■ Tujuan Tugas 1 ■
Salin ulang baris-baris catatan mulai dari baris yang memuat "Patent image size: (1020, 602)." sampai dengan baris yang memuat "The U-spring 30 is at (493, 332).", kedua baris itu ikut disalin. Tulis setiap baris persis sama tanpa perubahan apa pun.

═════ Teks Bacaan

Monday, December 12, 2011

Mozaik dari Fargo (3): Masa Bodoh!

di NDSU, lompat ngga jelas!
Masa bodoh. Bagaimana pendapatmu dengan frase ini? konotasinya, setahuku, selama ini adalah buruk. Ini berarti sebuah pengingkaran terhadap kondisi sekitar, tak mau tahu, dan ujungnya: Masa bodoh!

Tapi bagiku, ada masa bodoh yang penting. Masa bodoh ini berarti tak usah peduli dengan apa yang terjadi di masa depan. Maksudku bukan sekarang ini kita bisa bermalas-malasan. Kita harus berusaha meraih segala yang kita bisa raih. Semboyannya “Kalau dia bisa, kenapa aku tidak?” Nah, setelah semboyan itu kita tanam dalam-dalam di kepada, maka kita harus berusaha sekuat-kuatnya.

Nah, setelah itu? Berdoa? Yes, lalu? Masa bodoh! Di sinilah masa bodoh itu penting. Tak usah perlu memerhatikan apa hasilnya nanti. Kalau memang kita sudah melakukan yang terbaik, hasil terbaik pasti akan tercapai. Tapi seperti diceritaku sebelumnya, yang terbaik belum tentu berarti menang.

Bagi yang percaya pada Yang Maha Kuasa, ya sudah, masa bodoh saja. Serahkan semuanya pada-Nya. Yang atheis dan agnostik? (Weleh apalagi ini?) Ya sudah, yakin saja sama apapun yang kau yakini. Yang penting masa bodoh.

Pertengahan Desember 2010
Setelah aku serahkan form aplikasiku pada aminef untuk program Global Ugrad, aku ya sudah masa bodoh. Lalu aku jalani kehidupanku sehari-harinya sebiasa-biasanya di asrama 33b dan kampus Paramadina.

══════════

■ Tujuan Tugas 2 ■
Dalam teks bacaan tentang sikap masa bodoh, kepada siapa formulir aplikasi untuk program Global Ugrad diserahkan?

═════ Bahan untuk Diolah

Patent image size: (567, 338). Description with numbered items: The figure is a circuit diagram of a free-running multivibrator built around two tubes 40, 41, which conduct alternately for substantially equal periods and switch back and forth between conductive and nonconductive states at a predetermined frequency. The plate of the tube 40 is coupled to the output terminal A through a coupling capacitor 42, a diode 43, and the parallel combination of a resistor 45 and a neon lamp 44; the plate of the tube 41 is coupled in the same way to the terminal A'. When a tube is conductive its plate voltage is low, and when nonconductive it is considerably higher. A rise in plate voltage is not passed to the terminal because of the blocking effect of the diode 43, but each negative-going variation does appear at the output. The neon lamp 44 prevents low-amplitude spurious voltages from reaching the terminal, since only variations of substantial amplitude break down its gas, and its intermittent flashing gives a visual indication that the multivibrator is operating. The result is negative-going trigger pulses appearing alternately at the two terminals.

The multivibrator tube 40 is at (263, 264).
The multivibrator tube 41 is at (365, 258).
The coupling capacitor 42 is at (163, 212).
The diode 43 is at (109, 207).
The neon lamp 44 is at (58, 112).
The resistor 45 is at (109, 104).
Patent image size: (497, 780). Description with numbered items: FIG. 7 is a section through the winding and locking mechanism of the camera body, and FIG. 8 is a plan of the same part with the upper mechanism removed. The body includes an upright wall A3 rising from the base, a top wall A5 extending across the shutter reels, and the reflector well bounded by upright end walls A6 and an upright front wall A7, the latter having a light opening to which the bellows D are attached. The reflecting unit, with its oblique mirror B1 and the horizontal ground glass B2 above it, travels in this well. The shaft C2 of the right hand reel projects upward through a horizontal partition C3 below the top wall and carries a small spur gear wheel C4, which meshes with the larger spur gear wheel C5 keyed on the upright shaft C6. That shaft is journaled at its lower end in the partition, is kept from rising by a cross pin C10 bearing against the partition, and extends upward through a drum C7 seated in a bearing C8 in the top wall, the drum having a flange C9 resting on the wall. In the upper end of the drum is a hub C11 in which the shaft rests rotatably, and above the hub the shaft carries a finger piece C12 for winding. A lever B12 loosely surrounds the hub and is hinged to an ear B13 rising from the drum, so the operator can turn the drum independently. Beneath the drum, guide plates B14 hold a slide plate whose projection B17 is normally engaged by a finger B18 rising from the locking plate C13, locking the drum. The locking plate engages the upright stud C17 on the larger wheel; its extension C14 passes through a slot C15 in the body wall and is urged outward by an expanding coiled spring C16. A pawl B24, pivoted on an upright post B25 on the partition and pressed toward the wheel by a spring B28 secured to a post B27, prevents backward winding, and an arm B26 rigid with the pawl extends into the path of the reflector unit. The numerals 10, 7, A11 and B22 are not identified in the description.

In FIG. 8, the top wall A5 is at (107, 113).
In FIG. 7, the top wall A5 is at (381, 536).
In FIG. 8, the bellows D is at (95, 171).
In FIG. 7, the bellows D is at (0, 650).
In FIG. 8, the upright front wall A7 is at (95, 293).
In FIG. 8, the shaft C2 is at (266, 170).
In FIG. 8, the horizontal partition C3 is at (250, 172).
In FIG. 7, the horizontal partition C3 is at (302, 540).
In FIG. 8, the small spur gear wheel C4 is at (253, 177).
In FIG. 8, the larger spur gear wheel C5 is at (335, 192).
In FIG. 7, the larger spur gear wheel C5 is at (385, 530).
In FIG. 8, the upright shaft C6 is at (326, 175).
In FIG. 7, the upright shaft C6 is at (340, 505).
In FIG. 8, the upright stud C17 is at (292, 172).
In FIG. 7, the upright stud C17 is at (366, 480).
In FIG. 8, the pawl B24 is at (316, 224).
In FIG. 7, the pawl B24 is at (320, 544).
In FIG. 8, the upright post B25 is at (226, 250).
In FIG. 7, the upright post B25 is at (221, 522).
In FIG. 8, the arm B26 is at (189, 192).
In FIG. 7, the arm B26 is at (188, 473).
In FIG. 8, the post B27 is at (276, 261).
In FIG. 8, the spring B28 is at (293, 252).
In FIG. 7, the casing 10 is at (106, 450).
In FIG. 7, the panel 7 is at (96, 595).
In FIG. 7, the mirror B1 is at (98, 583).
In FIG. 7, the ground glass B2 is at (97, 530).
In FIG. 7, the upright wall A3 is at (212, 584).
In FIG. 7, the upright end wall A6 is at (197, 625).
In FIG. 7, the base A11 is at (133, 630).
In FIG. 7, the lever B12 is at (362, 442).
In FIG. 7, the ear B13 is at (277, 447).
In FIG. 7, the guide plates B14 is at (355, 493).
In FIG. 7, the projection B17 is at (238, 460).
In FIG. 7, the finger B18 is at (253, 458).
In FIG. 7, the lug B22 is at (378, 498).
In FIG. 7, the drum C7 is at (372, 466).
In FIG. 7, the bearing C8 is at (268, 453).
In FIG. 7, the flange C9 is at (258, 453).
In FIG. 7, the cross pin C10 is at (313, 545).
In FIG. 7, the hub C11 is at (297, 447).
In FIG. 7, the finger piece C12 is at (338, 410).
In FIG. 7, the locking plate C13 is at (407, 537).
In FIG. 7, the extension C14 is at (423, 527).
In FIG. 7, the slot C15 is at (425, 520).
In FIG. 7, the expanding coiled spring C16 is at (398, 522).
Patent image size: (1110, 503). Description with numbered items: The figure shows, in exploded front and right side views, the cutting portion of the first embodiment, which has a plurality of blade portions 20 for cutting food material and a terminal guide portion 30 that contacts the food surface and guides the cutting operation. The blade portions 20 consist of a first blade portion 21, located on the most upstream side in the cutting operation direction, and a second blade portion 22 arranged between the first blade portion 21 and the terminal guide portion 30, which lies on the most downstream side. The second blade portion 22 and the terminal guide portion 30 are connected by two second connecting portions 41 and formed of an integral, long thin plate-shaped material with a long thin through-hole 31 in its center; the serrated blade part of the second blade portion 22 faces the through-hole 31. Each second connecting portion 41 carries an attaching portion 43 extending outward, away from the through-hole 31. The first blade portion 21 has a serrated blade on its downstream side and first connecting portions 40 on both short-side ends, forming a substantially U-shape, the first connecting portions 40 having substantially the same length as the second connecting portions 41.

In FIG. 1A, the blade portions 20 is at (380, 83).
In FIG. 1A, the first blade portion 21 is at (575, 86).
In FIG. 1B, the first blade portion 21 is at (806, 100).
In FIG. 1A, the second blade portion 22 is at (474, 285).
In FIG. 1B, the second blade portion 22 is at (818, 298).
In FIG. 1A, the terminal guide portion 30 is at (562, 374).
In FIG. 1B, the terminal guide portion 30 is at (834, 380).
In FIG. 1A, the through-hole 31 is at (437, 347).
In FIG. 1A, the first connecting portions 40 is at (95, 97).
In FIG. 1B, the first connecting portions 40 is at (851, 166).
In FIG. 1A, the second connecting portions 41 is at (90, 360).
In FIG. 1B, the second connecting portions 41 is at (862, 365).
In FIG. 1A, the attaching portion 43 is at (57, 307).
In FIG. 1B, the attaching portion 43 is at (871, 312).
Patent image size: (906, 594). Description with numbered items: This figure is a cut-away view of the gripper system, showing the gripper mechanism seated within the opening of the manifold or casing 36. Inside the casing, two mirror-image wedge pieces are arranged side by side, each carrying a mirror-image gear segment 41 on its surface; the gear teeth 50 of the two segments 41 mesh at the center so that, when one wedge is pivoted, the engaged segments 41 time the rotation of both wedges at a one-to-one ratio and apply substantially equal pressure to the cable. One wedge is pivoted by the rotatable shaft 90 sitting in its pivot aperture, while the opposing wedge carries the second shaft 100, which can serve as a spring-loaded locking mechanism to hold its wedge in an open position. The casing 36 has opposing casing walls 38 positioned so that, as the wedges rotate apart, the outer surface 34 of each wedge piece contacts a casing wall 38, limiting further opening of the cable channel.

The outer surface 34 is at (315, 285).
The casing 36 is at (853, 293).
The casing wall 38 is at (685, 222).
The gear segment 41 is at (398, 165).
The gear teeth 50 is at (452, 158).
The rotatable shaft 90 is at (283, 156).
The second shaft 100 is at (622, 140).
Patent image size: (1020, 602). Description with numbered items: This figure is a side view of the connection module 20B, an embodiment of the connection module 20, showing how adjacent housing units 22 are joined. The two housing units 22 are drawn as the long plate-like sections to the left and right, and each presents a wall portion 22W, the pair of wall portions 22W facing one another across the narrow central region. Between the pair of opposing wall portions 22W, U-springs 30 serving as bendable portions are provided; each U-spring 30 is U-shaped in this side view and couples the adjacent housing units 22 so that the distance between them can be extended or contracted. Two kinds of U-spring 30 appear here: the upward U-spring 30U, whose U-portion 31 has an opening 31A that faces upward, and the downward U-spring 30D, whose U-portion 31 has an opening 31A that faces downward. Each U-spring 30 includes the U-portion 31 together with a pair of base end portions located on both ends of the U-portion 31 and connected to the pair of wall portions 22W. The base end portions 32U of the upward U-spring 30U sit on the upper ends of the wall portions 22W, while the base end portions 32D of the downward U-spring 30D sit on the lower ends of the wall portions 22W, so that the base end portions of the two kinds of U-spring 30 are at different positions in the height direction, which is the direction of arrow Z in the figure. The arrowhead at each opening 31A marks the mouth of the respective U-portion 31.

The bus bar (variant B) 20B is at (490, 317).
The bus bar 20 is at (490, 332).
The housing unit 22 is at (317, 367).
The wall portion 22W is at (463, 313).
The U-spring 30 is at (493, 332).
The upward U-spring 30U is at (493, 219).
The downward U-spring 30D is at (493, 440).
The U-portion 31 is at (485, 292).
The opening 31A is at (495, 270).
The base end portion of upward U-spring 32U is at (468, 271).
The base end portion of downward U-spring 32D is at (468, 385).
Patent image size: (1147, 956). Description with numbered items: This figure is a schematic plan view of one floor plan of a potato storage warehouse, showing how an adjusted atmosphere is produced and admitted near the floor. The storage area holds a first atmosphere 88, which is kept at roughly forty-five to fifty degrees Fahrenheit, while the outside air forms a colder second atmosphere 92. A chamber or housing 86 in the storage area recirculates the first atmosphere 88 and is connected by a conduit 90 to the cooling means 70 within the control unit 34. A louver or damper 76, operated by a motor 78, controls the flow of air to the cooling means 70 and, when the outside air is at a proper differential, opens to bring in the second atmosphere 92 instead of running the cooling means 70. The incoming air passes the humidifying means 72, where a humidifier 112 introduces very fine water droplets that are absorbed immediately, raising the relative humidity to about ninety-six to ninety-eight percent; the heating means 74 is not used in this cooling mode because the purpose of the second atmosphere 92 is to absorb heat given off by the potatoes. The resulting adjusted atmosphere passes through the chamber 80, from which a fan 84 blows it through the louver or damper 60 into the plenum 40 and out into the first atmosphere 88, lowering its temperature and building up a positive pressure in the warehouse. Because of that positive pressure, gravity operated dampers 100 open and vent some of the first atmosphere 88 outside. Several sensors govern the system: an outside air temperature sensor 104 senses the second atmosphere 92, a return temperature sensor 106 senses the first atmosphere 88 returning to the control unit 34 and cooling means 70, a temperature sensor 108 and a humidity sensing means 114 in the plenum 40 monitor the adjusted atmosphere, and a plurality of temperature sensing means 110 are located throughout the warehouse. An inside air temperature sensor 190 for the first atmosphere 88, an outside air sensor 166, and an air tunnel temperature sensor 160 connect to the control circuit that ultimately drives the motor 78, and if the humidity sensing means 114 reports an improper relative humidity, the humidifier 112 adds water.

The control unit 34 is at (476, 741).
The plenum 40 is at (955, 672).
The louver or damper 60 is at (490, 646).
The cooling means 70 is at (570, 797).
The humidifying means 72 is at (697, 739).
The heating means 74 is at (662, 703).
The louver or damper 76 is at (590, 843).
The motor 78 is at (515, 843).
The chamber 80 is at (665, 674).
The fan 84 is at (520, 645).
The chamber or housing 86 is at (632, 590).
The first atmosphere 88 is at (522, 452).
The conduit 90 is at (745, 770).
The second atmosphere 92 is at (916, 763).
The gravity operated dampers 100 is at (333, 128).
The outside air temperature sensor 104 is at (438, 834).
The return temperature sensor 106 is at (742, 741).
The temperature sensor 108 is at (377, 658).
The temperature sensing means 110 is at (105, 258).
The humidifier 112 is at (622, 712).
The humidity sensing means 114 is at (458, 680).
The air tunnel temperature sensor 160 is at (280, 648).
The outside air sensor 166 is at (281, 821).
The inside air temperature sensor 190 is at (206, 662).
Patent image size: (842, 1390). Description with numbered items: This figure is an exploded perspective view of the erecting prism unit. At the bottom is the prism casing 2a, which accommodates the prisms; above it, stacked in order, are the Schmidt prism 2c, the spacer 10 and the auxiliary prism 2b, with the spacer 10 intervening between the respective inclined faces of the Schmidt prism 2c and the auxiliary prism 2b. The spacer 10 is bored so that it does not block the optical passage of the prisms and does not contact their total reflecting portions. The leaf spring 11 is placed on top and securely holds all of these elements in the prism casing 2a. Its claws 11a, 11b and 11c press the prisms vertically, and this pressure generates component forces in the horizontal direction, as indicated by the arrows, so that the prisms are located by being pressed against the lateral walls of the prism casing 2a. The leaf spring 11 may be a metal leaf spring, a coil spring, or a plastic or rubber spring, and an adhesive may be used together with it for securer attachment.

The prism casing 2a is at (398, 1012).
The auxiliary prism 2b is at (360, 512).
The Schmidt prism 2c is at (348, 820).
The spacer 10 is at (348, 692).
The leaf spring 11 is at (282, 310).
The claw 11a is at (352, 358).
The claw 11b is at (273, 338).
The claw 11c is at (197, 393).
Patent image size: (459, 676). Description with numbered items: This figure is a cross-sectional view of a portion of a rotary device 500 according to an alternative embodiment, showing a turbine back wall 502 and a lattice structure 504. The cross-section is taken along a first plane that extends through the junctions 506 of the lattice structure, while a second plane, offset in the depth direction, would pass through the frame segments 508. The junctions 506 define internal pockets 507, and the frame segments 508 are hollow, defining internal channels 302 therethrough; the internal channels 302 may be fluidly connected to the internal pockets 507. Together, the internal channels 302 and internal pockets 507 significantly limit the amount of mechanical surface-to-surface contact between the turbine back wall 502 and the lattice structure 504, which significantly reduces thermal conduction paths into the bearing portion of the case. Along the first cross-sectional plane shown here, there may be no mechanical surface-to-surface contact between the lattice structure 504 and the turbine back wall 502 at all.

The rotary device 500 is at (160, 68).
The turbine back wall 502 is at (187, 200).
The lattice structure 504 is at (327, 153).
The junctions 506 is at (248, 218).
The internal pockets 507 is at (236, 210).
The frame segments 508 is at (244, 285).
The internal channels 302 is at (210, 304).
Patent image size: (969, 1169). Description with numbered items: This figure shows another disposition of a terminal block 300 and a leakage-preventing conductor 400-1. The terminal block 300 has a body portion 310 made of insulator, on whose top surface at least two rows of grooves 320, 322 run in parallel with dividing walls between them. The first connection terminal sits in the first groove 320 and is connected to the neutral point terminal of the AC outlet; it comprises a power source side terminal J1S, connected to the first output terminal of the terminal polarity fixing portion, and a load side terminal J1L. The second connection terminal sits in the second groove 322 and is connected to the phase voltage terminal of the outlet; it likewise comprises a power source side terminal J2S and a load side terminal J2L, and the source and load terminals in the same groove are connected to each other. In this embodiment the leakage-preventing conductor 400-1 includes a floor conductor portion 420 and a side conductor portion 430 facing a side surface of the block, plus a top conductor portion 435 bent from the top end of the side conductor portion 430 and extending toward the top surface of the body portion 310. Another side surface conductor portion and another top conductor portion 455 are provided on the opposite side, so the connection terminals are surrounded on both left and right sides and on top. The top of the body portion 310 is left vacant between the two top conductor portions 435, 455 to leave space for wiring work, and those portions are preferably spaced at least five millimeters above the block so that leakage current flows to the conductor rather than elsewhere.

══════════

■ Jawaban Latihan 1 ■
Patent image size: (1020, 602). Description with numbered items: This figure is a side view of the connection module 20B, an embodiment of the connection module 20, showing how adjacent housing units 22 are joined. The two housing units 22 are drawn as the long plate-like sections to the left and right, and each presents a wall portion 22W, the pair of wall portions 22W facing one another across the narrow central region. Between the pair of opposing wall portions 22W, U-springs 30 serving as bendable portions are provided; each U-spring 30 is U-shaped in this side view and couples the adjacent housing units 22 so that the distance between them can be extended or contracted. Two kinds of U-spring 30 appear here: the upward U-spring 30U, whose U-portion 31 has an opening 31A that faces upward, and the downward U-spring 30D, whose U-portion 31 has an opening 31A that faces downward. Each U-spring 30 includes the U-portion 31 together with a pair of base end portions located on both ends of the U-portion 31 and connected to the pair of wall portions 22W. The base end portions 32U of the upward U-spring 30U sit on the upper ends of the wall portions 22W, while the base end portions 32D of the downward U-spring 30D sit on the lower ends of the wall portions 22W, so that the base end portions of the two kinds of U-spring 30 are at different positions in the height direction, which is the direction of arrow Z in the figure. The arrowhead at each opening 31A marks the mouth of the respective U-portion 31.

The bus bar (variant B) 20B is at (490, 317).
The bus bar 20 is at (490, 332).
The housing unit 22 is at (317, 367).
The wall portion 22W is at (463, 313).
The U-spring 30 is at (493, 332).

■ Jawaban Latihan 2 ■
Kepada aminef.